* Aim *
Below are records; work out how many of their lines hold the string "Approach" and give that number alone.

_ _ _ _ _ _ _

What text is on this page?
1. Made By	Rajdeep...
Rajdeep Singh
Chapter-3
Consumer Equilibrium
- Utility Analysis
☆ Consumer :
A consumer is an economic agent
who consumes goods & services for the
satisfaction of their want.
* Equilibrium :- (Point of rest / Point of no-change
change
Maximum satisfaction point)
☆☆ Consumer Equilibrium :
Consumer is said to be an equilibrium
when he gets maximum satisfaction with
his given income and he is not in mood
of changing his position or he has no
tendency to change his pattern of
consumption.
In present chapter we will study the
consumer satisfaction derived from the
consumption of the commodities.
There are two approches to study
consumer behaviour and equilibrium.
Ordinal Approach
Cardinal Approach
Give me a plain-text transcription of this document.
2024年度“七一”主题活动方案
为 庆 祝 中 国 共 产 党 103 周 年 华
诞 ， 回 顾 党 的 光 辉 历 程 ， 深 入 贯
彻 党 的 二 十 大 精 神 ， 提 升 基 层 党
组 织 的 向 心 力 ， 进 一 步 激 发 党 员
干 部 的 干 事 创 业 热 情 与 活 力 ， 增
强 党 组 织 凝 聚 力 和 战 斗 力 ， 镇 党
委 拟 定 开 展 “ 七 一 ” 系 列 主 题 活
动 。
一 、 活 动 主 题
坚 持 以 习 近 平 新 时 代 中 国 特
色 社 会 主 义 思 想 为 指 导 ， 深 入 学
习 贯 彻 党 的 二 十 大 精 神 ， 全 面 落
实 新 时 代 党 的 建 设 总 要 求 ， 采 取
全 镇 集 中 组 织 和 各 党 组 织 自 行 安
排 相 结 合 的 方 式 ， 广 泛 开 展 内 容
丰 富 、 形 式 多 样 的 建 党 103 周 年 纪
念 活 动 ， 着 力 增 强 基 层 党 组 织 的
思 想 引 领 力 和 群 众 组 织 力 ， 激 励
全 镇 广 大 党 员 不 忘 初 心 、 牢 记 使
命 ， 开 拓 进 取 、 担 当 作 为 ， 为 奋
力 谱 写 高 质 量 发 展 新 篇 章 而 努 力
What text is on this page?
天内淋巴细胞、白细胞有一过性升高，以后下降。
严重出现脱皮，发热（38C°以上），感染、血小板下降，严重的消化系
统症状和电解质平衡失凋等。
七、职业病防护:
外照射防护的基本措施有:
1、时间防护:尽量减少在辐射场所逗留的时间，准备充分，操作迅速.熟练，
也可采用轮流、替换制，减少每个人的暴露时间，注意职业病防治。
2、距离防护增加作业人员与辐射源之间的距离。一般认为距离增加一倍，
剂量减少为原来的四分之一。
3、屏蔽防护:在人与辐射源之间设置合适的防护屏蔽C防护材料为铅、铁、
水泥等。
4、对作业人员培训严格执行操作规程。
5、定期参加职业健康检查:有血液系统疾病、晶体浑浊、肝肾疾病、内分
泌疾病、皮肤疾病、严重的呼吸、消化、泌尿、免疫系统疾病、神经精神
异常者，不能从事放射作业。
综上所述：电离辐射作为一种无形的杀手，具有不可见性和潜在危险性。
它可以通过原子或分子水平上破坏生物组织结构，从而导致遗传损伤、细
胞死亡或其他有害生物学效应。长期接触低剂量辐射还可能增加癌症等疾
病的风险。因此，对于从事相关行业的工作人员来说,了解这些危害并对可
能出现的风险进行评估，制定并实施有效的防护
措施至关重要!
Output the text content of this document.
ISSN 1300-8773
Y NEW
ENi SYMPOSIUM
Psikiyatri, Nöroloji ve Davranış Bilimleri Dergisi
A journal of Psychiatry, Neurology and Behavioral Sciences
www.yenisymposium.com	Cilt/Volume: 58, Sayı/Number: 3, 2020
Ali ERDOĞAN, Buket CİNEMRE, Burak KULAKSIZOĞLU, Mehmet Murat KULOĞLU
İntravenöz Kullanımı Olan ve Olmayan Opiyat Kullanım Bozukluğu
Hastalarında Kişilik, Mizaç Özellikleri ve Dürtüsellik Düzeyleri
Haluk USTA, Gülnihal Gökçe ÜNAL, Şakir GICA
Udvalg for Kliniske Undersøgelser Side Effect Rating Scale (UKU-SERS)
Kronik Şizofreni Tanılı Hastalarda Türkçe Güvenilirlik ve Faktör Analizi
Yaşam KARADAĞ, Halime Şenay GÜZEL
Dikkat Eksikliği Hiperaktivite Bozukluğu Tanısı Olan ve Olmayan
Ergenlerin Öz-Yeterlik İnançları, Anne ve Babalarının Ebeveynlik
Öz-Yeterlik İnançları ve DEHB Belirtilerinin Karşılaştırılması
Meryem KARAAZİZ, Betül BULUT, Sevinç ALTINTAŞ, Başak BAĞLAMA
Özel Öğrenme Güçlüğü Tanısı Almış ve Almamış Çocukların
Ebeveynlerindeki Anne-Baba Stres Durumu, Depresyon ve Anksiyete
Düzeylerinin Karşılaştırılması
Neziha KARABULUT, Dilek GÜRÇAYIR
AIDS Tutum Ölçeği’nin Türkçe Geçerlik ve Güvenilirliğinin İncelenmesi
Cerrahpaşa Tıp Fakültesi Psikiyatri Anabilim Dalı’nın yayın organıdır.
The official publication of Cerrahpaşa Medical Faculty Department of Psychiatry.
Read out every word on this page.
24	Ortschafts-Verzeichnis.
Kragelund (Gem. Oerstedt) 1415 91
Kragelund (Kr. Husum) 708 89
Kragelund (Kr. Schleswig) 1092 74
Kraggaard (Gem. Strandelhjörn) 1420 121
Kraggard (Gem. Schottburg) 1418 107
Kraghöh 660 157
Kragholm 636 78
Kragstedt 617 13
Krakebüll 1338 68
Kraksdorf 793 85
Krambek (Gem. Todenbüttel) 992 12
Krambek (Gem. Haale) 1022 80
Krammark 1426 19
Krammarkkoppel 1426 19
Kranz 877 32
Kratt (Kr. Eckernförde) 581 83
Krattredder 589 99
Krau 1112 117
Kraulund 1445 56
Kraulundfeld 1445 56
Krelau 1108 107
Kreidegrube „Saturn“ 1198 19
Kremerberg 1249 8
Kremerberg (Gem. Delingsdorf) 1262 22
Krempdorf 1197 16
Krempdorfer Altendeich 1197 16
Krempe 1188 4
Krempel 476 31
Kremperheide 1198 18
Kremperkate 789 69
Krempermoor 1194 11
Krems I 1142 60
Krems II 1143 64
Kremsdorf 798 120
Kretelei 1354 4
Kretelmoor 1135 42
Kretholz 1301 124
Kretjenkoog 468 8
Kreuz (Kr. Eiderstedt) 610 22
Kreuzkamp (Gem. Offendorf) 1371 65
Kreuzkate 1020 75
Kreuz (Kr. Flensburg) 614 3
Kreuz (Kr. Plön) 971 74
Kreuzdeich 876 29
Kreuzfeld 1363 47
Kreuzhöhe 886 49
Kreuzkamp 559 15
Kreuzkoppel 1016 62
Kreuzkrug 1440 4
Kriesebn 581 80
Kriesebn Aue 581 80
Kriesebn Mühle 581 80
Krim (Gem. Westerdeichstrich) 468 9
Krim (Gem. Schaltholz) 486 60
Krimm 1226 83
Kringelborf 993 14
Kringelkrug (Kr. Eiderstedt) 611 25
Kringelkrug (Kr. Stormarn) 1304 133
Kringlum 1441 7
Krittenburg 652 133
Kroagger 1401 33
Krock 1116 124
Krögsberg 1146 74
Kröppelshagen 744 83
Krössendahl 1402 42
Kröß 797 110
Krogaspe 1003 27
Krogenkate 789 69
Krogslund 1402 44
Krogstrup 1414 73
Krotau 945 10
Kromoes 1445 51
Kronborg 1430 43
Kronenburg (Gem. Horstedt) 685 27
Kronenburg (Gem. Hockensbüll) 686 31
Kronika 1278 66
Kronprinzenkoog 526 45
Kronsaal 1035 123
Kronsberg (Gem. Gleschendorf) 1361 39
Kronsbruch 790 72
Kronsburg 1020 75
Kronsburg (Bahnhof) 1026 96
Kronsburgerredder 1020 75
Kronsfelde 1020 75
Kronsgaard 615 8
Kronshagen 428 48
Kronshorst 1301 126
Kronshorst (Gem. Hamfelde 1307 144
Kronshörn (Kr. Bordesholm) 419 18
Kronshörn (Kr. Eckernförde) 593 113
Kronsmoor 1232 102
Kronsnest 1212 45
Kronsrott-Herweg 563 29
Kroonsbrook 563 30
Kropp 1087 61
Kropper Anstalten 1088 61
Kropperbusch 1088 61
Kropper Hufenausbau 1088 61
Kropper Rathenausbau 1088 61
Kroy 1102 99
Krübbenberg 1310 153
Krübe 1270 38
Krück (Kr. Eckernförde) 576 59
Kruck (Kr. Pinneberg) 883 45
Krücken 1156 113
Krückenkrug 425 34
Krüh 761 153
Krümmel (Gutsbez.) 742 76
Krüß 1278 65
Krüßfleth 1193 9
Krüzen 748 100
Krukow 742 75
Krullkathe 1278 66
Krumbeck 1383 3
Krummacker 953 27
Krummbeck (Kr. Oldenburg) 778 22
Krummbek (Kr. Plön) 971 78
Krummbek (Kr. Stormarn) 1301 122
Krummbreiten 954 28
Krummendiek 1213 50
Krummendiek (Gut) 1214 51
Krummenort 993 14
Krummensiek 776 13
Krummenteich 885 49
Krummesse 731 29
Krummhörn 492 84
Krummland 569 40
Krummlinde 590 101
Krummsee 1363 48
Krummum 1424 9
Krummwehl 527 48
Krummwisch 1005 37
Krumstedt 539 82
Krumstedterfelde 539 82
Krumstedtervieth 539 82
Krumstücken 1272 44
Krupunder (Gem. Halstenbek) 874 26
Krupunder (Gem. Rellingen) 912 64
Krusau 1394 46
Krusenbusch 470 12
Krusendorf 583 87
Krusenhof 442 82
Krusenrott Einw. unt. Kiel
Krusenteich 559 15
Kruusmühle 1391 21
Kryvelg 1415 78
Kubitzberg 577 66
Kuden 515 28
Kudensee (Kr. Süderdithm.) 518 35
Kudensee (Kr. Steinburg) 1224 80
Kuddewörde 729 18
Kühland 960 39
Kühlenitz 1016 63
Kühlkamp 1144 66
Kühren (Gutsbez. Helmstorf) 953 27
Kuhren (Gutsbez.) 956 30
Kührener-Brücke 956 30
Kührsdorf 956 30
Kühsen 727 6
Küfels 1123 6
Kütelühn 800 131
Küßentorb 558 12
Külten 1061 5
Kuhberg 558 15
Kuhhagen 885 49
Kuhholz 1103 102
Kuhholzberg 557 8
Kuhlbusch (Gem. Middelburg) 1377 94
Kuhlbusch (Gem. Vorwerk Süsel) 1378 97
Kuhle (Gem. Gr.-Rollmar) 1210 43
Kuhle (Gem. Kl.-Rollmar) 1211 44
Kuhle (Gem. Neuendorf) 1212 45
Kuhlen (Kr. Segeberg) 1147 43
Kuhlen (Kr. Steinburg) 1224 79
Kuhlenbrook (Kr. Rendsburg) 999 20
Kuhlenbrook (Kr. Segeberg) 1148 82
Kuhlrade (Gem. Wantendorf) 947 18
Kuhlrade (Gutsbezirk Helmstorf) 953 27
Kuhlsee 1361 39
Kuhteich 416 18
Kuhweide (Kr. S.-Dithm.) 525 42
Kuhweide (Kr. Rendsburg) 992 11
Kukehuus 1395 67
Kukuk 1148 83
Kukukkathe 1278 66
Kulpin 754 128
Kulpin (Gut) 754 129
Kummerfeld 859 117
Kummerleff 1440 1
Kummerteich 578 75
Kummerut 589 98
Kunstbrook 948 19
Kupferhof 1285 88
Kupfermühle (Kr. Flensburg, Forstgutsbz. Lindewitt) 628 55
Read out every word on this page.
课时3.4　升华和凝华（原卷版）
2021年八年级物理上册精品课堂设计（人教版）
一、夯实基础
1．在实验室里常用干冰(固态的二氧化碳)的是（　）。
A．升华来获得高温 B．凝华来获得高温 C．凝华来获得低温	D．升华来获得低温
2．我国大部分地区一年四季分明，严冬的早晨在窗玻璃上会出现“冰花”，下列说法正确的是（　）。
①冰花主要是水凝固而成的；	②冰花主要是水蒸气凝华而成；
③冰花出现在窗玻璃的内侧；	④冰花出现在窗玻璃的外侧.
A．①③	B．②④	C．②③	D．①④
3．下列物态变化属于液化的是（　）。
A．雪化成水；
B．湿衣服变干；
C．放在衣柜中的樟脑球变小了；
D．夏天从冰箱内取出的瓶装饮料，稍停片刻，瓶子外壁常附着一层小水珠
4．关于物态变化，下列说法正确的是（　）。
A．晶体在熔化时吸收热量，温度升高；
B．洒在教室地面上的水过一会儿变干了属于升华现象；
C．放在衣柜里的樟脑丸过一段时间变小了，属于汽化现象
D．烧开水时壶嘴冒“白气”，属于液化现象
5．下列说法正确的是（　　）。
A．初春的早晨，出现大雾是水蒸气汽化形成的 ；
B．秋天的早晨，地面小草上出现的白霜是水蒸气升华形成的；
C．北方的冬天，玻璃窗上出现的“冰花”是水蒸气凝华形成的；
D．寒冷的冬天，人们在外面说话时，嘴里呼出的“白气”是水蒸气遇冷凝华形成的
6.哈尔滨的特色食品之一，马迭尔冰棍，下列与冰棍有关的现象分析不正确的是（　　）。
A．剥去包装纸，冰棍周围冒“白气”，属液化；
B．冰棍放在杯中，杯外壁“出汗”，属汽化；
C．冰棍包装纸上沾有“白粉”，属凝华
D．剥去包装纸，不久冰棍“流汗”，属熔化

_ _ _ _ _ _ _

* Response below *
2